··· LISTED ENTRIES ···
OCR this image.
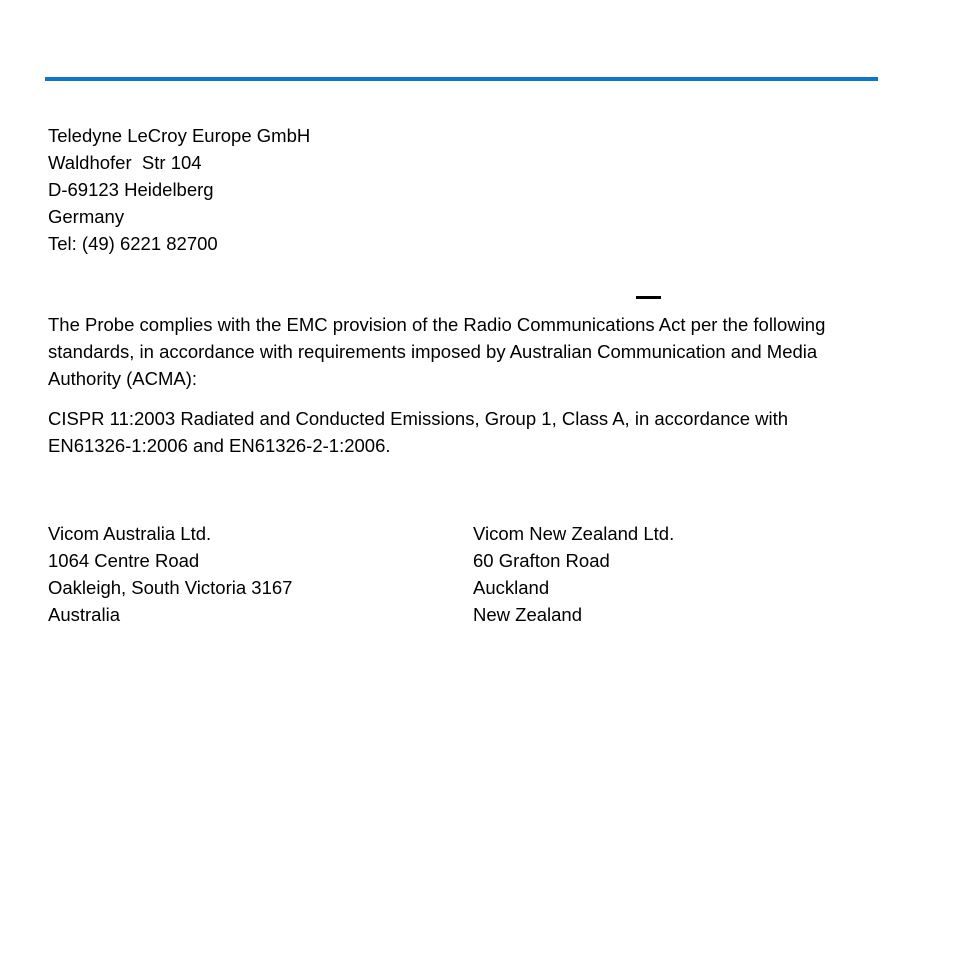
Teledyne LeCroy Europe GmbH

Waldhofer  Str 104

D-69123 Heidelberg

Germany

Tel: (49) 6221 82700

The Probe complies with the EMC provision of the Radio Communications Act per the following standards, in accordance with requirements imposed by Australian Communication and Media Authority (ACMA):

CISPR 11:2003 Radiated and Conducted Emissions, Group 1, Class A, in accordance with EN61326-1:2006 and EN61326-2-1:2006.

Vicom Australia Ltd.

1064 Centre Road

Oakleigh, South Victoria 3167

Australia

Vicom New Zealand Ltd.

60 Grafton Road

Auckland

New Zealand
···
### [OBJECTIVE]
State only the number of lines in these entries that contain "with".

### [REPLY TO THE EXERCISE]
2